(Image records of document pages)
⁂

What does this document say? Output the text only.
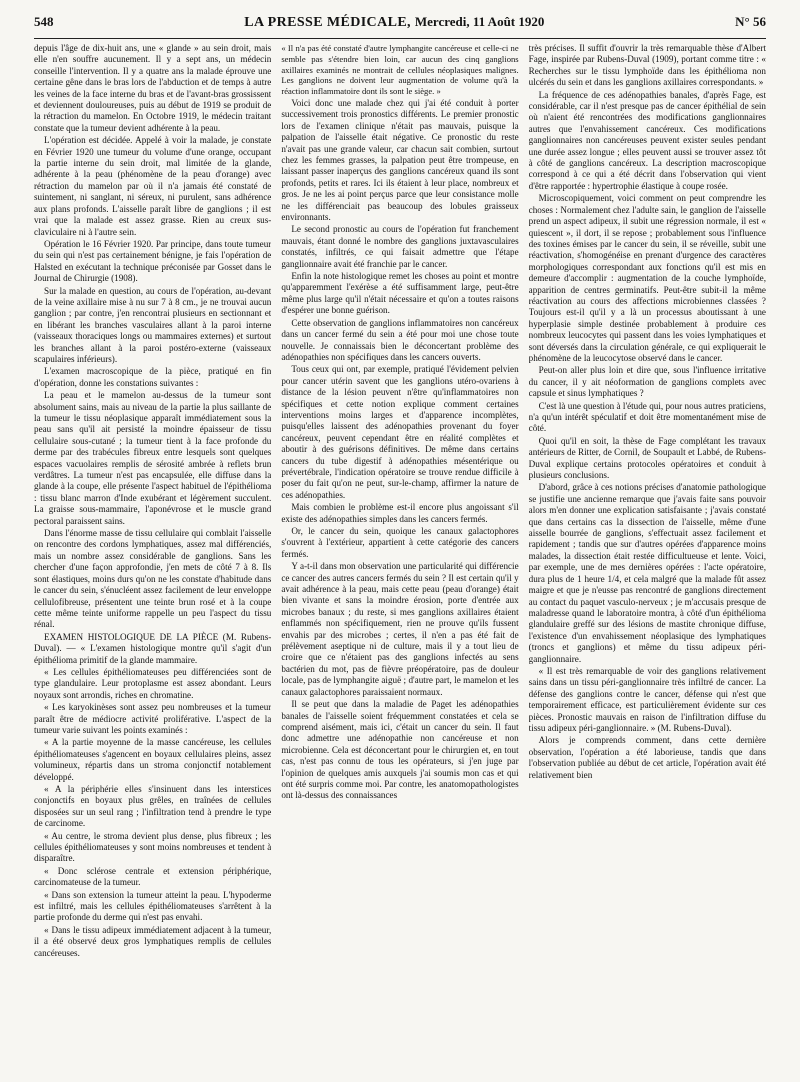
548	LA PRESSE MÉDICALE, Mercredi, 11 Août 1920	N° 56

depuis l'âge de dix-huit ans, une « glande » au sein droit, mais elle n'en souffre aucunement. Il y a sept ans, un médecin conseille l'intervention. Il y a quatre ans la malade éprouve une certaine gêne dans le bras lors de l'abduction et de temps à autre les veines de la face interne du bras et de l'avant-bras grossissent et deviennent douloureuses, puis au début de 1919 se produit de la rétraction du mamelon. En Octobre 1919, le médecin traitant constate que la tumeur devient adhérente à la peau.

L'opération est décidée. Appelé à voir la malade, je constate en Février 1920 une tumeur du volume d'une orange, occupant la partie interne du sein droit, mal limitée de la glande, adhérente à la peau (phénomène de la peau d'orange) avec rétraction du mamelon par où il n'a jamais été constaté de suintement, ni sanglant, ni séreux, ni purulent, sans adhérence aux plans profonds. L'aisselle paraît libre de ganglions ; il est vrai que la malade est assez grasse. Rien au creux sus-claviculaire ni à l'autre sein.

Opération le 16 Février 1920. Par principe, dans toute tumeur du sein qui n'est pas certainement bénigne, je fais l'opération de Halsted en exécutant la technique préconisée par Gosset dans le Journal de Chirurgie (1908).

Sur la malade en question, au cours de l'opération, au-devant de la veine axillaire mise à nu sur 7 à 8 cm., je ne trouvai aucun ganglion ; par contre, j'en rencontrai plusieurs en sectionnant et en libérant les branches vasculaires allant à la paroi interne (vaisseaux thoraciques longs ou mammaires externes) et surtout les branches allant à la paroi postéro-externe (vaisseaux scapulaires inférieurs).

L'examen macroscopique de la pièce, pratiqué en fin d'opération, donne les constations suivantes :

La peau et le mamelon au-dessus de la tumeur sont absolument sains, mais au niveau de la partie la plus saillante de la tumeur le tissu néoplasique apparaît immédiatement sous la peau sans qu'il ait persisté la moindre épaisseur de tissu cellulaire sous-cutané ; la tumeur tient à la face profonde du derme par des trabécules fibreux entre lesquels sont quelques espaces vacuolaires remplis de sérosité ambrée à reflets brun verdâtres. La tumeur n'est pas encapsulée, elle diffuse dans la glande à la coupe, elle présente l'aspect habituel de l'épithélioma : tissu blanc marron d'Inde exubérant et légèrement succulent. La graisse sous-mammaire, l'aponévrose et le muscle grand pectoral paraissent sains.

Dans l'énorme masse de tissu cellulaire qui comblait l'aisselle on rencontre des cordons lymphatiques, assez mal différenciés, mais un nombre assez considérable de ganglions. Sans les chercher d'une façon approfondie, j'en mets de côté 7 à 8. Ils sont élastiques, moins durs qu'on ne les constate d'habitude dans le cancer du sein, s'énucléent assez facilement de leur enveloppe cellulofibreuse, présentent une teinte brun rosé et à la coupe cette même teinte uniforme rappelle un peu l'aspect du tissu rénal.

EXAMEN HISTOLOGIQUE DE LA PIÈCE (M. Rubens-Duval). — « L'examen histologique montre qu'il s'agit d'un épithélioma primitif de la glande mammaire.

« Les cellules épithéliomateuses peu différenciées sont de type glandulaire. Leur protoplasme est assez abondant. Leurs noyaux sont arrondis, riches en chromatine.

« Les karyokinèses sont assez peu nombreuses et la tumeur paraît être de médiocre activité proliférative. L'aspect de la tumeur varie suivant les points examinés :

« A la partie moyenne de la masse cancéreuse, les cellules épithéliomateuses s'agencent en boyaux cellulaires pleins, assez volumineux, répartis dans un stroma conjonctif notablement développé.

« A la périphérie elles s'insinuent dans les interstices conjonctifs en boyaux plus grêles, en traînées de cellules disposées sur un seul rang ; l'infiltration tend à prendre le type de carcinome.

« Au centre, le stroma devient plus dense, plus fibreux ; les cellules épithéliomateuses y sont moins nombreuses et tendent à disparaître.

« Donc sclérose centrale et extension périphérique, carcinomateuse de la tumeur.

« Dans son extension la tumeur atteint la peau. L'hypoderme est infiltré, mais les cellules épithéliomateuses s'arrêtent à la partie profonde du derme qui n'est pas envahi.

« Dans le tissu adipeux immédiatement adjacent à la tumeur, il a été observé deux gros lymphatiques remplis de cellules cancéreuses.

« Il n'a pas été constaté d'autre lymphangite cancéreuse et celle-ci ne semble pas s'étendre bien loin, car aucun des cinq ganglions axillaires examinés ne montrait de cellules néoplasiques malignes. Les ganglions ne doivent leur augmentation de volume qu'à la réaction inflammatoire dont ils sont le siège. »

Voici donc une malade chez qui j'ai été conduit à porter successivement trois pronostics différents. Le premier pronostic lors de l'examen clinique n'était pas mauvais, puisque la palpation de l'aisselle était négative. Ce pronostic du reste n'avait pas une grande valeur, car chacun sait combien, surtout chez les femmes grasses, la palpation peut être trompeuse, en laissant passer inaperçus des ganglions cancéreux quand ils sont profonds, petits et rares. Ici ils étaient à leur place, nombreux et gros. Je ne les ai point perçus parce que leur consistance molle ne les différenciait pas beaucoup des lobules graisseux environnants.

Le second pronostic au cours de l'opération fut franchement mauvais, étant donné le nombre des ganglions juxtavasculaires constatés, infiltrés, ce qui faisait admettre que l'étape ganglionnaire avait été franchie par le cancer.

Enfin la note histologique remet les choses au point et montre qu'apparemment l'exérèse a été suffisamment large, peut-être même plus large qu'il n'était nécessaire et qu'on a toutes raisons d'espérer une bonne guérison.

Cette observation de ganglions inflammatoires non cancéreux dans un cancer fermé du sein a été pour moi une chose toute nouvelle. Je connaissais bien le déconcertant problème des adénopathies non spécifiques dans les cancers ouverts.

Tous ceux qui ont, par exemple, pratiqué l'évidement pelvien pour cancer utérin savent que les ganglions utéro-ovariens à distance de la lésion peuvent n'être qu'inflammatoires non spécifiques et cette notion explique comment certaines interventions moins larges et d'apparence incomplètes, puisqu'elles laissent des adénopathies provenant du foyer cancéreux, peuvent cependant être en réalité complètes et aboutir à des guérisons définitives. De même dans certains cancers du tube digestif à adénopathies mésentérique ou prévertébrale, l'indication opératoire se trouve rendue difficile à poser du fait qu'on ne peut, sur-le-champ, affirmer la nature de ces adénopathies.

Mais combien le problème est-il encore plus angoissant s'il existe des adénopathies simples dans les cancers fermés.

Or, le cancer du sein, quoique les canaux galactophores s'ouvrent à l'extérieur, appartient à cette catégorie des cancers fermés.

Y a-t-il dans mon observation une particularité qui différencie ce cancer des autres cancers fermés du sein ? Il est certain qu'il y avait adhérence à la peau, mais cette peau (peau d'orange) était bien vivante et sans la moindre érosion, porte d'entrée aux microbes banaux ; du reste, si mes ganglions axillaires étaient enflammés non spécifiquement, rien ne prouve qu'ils fussent envahis par des microbes ; certes, il n'en a pas été fait de prélèvement aseptique ni de culture, mais il y a tout lieu de croire que ce n'étaient pas des ganglions infectés au sens bactérien du mot, pas de fièvre préopératoire, pas de douleur locale, pas de lymphangite aiguë ; d'autre part, le mamelon et les canaux galactophores paraissaient normaux.

Il se peut que dans la maladie de Paget les adénopathies banales de l'aisselle soient fréquemment constatées et cela se comprend aisément, mais ici, c'était un cancer du sein. Il faut donc admettre une adénopathie non cancéreuse et non microbienne. Cela est déconcertant pour le chirurgien et, en tout cas, n'est pas connu de tous les opérateurs, si j'en juge par l'opinion de quelques amis auxquels j'ai soumis mon cas et qui ont été surpris comme moi. Par contre, les anatomopathologistes ont là-dessus des connaissances

très précises. Il suffit d'ouvrir la très remarquable thèse d'Albert Fage, inspirée par Rubens-Duval (1909), portant comme titre : « Recherches sur le tissu lymphoïde dans les épithélioma non ulcérés du sein et dans les ganglions axillaires correspondants. »

La fréquence de ces adénopathies banales, d'après Fage, est considérable, car il n'est presque pas de cancer épithélial de sein où n'aient été rencontrées des modifications ganglionnaires autres que l'envahissement cancéreux. Ces modifications ganglionnaires non cancéreuses peuvent exister seules pendant une durée assez longue ; elles peuvent aussi se trouver assez tôt à côté de ganglions cancéreux. La description macroscopique correspond à ce qui a été décrit dans l'observation qui vient d'être rapportée : hypertrophie élastique à coupe rosée.

Microscopiquement, voici comment on peut comprendre les choses : Normalement chez l'adulte sain, le ganglion de l'aisselle prend un aspect adipeux, il subit une régression normale, il est « quiescent », il dort, il se repose ; probablement sous l'influence des toxines émises par le cancer du sein, il se réveille, subit une réactivation, s'homogénéise en prenant d'urgence des caractères morphologiques correspondant aux fonctions qu'il est mis en demeure d'accomplir : augmentation de la couche lymphoïde, apparition de centres germinatifs. Peut-être subit-il la même réactivation au cours des affections microbiennes classées ? Toujours est-il qu'il y a là un processus aboutissant à une hyperplasie simple destinée probablement à produire ces nombreux leucocytes qui passent dans les voies lymphatiques et sont déversés dans la circulation générale, ce qui expliquerait le phénomène de la leucocytose observé dans le cancer.

Peut-on aller plus loin et dire que, sous l'influence irritative du cancer, il y ait néoformation de ganglions complets avec capsule et sinus lymphatiques ?

C'est là une question à l'étude qui, pour nous autres praticiens, n'a qu'un intérêt spéculatif et doit être momentanément mise de côté.

Quoi qu'il en soit, la thèse de Fage complétant les travaux antérieurs de Ritter, de Cornil, de Soupault et Labbé, de Rubens-Duval explique certains protocoles opératoires et conduit à plusieurs conclusions.

D'abord, grâce à ces notions précises d'anatomie pathologique se justifie une ancienne remarque que j'avais faite sans pouvoir alors m'en donner une explication satisfaisante ; j'avais constaté que dans certains cas la dissection de l'aisselle, même d'une aisselle bourrée de ganglions, s'effectuait assez facilement et rapidement ; tandis que sur d'autres opérées d'apparence moins malades, la dissection était restée difficultueuse et lente. Voici, par exemple, une de mes dernières opérées : l'acte opératoire, dura plus de 1 heure 1/4, et cela malgré que la malade fût assez maigre et que je n'eusse pas rencontré de ganglions directement au contact du paquet vasculo-nerveux ; je m'accusais presque de maladresse quand le laboratoire montra, à côté d'un épithélioma glandulaire greffé sur des lésions de mastite chronique diffuse, l'existence d'un envahissement néoplasique des lymphatiques (troncs et ganglions) et même du tissu adipeux péri-ganglionnaire.

« Il est très remarquable de voir des ganglions relativement sains dans un tissu péri-ganglionnaire très infiltré de cancer. La défense des ganglions contre le cancer, défense qui n'est que temporairement efficace, est particulièrement évidente sur ces pièces. Pronostic mauvais en raison de l'infiltration diffuse du tissu adipeux péri-ganglionnaire. » (M. Rubens-Duval).

Alors je comprends comment, dans cette dernière observation, l'opération a été laborieuse, tandis que dans l'observation publiée au début de cet article, l'opération avait été relativement bien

⁂

Among the entries, how many lines hold the string "relativement"? Answer with a bare number.

2